## WHAT IS NEEDED
Present the following entries again, word for word and in full.

## Figure record listings
• • •

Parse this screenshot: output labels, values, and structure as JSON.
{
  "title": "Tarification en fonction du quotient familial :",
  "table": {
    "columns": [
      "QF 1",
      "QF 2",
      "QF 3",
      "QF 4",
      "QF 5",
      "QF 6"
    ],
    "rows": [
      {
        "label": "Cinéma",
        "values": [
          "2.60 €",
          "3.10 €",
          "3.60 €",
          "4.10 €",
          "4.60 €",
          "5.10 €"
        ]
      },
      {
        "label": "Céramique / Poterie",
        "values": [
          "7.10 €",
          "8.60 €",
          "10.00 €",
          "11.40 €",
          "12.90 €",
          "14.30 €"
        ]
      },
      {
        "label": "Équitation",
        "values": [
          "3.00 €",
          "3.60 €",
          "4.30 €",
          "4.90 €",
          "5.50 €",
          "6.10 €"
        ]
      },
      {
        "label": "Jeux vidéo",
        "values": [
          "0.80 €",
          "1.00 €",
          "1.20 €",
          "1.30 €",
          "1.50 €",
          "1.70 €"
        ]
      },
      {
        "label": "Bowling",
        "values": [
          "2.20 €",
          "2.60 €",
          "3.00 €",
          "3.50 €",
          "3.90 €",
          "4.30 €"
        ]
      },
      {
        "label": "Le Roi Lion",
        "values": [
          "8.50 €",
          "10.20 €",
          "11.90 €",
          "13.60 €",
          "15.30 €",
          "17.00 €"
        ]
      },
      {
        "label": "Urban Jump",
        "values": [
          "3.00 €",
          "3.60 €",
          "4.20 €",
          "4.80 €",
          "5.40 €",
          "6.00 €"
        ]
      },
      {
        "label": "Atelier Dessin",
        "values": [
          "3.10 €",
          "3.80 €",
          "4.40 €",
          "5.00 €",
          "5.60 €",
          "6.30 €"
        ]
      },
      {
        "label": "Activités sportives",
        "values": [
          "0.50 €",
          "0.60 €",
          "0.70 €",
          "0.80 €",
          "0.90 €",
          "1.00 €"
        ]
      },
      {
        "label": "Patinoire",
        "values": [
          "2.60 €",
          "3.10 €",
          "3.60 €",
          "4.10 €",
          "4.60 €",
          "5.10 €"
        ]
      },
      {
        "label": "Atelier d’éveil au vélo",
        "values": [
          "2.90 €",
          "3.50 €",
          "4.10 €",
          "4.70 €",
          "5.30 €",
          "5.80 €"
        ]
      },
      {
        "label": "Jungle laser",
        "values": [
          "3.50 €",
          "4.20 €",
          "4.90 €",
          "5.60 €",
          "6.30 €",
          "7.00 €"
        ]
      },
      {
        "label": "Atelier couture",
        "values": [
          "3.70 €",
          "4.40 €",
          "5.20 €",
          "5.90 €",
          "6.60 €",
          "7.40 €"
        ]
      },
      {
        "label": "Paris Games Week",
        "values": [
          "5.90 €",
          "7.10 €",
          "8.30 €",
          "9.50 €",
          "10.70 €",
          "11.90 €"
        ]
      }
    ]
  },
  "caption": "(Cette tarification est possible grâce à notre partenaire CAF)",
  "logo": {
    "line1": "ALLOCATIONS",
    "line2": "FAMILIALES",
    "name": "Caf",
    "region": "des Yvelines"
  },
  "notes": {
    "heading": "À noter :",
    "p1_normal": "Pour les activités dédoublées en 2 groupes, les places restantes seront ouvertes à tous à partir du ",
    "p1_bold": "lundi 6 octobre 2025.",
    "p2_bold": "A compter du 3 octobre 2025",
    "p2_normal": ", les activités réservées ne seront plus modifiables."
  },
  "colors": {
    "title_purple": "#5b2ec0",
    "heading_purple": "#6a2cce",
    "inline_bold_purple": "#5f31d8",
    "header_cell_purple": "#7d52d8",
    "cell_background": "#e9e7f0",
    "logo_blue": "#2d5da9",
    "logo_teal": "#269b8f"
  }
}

• • •

## ANSWER FOR THE TASK
Parse this screenshot: output labels, values, and structure as JSON.
{
  "title": "Tarification en fonction du quotient familial :",
  "table": {
    "columns": [
      "QF 1",
      "QF 2",
      "QF 3",
      "QF 4",
      "QF 5",
      "QF 6"
    ],
    "rows": [
      {
        "label": "Cinéma",
        "values": [
          "2.60 €",
          "3.10 €",
          "3.60 €",
          "4.10 €",
          "4.60 €",
          "5.10 €"
        ]
      },
      {
        "label": "Céramique / Poterie",
        "values": [
          "7.10 €",
          "8.60 €",
          "10.00 €",
          "11.40 €",
          "12.90 €",
          "14.30 €"
        ]
      },
      {
        "label": "Équitation",
        "values": [
          "3.00 €",
          "3.60 €",
          "4.30 €",
          "4.90 €",
          "5.50 €",
          "6.10 €"
        ]
      },
      {
        "label": "Jeux vidéo",
        "values": [
          "0.80 €",
          "1.00 €",
          "1.20 €",
          "1.30 €",
          "1.50 €",
          "1.70 €"
        ]
      },
      {
        "label": "Bowling",
        "values": [
          "2.20 €",
          "2.60 €",
          "3.00 €",
          "3.50 €",
          "3.90 €",
          "4.30 €"
        ]
      },
      {
        "label": "Le Roi Lion",
        "values": [
          "8.50 €",
          "10.20 €",
          "11.90 €",
          "13.60 €",
          "15.30 €",
          "17.00 €"
        ]
      },
      {
        "label": "Urban Jump",
        "values": [
          "3.00 €",
          "3.60 €",
          "4.20 €",
          "4.80 €",
          "5.40 €",
          "6.00 €"
        ]
      },
      {
        "label": "Atelier Dessin",
        "values": [
          "3.10 €",
          "3.80 €",
          "4.40 €",
          "5.00 €",
          "5.60 €",
          "6.30 €"
        ]
      },
      {
        "label": "Activités sportives",
        "values": [
          "0.50 €",
          "0.60 €",
          "0.70 €",
          "0.80 €",
          "0.90 €",
          "1.00 €"
        ]
      },
      {
        "label": "Patinoire",
        "values": [
          "2.60 €",
          "3.10 €",
          "3.60 €",
          "4.10 €",
          "4.60 €",
          "5.10 €"
        ]
      },
      {
        "label": "Atelier d’éveil au vélo",
        "values": [
          "2.90 €",
          "3.50 €",
          "4.10 €",
          "4.70 €",
          "5.30 €",
          "5.80 €"
        ]
      },
      {
        "label": "Jungle laser",
        "values": [
          "3.50 €",
          "4.20 €",
          "4.90 €",
          "5.60 €",
          "6.30 €",
          "7.00 €"
        ]
      },
      {
        "label": "Atelier couture",
        "values": [
          "3.70 €",
          "4.40 €",
          "5.20 €",
          "5.90 €",
          "6.60 €",
          "7.40 €"
        ]
      },
      {
        "label": "Paris Games Week",
        "values": [
          "5.90 €",
          "7.10 €",
          "8.30 €",
          "9.50 €",
          "10.70 €",
          "11.90 €"
        ]
      }
    ]
  },
  "caption": "(Cette tarification est possible grâce à notre partenaire CAF)",
  "logo": {
    "line1": "ALLOCATIONS",
    "line2": "FAMILIALES",
    "name": "Caf",
    "region": "des Yvelines"
  },
  "notes": {
    "heading": "À noter :",
    "p1_normal": "Pour les activités dédoublées en 2 groupes, les places restantes seront ouvertes à tous à partir du ",
    "p1_bold": "lundi 6 octobre 2025.",
    "p2_bold": "A compter du 3 octobre 2025",
    "p2_normal": ", les activités réservées ne seront plus modifiables."
  },
  "colors": {
    "title_purple": "#5b2ec0",
    "heading_purple": "#6a2cce",
    "inline_bold_purple": "#5f31d8",
    "header_cell_purple": "#7d52d8",
    "cell_background": "#e9e7f0",
    "logo_blue": "#2d5da9",
    "logo_teal": "#269b8f"
  }
}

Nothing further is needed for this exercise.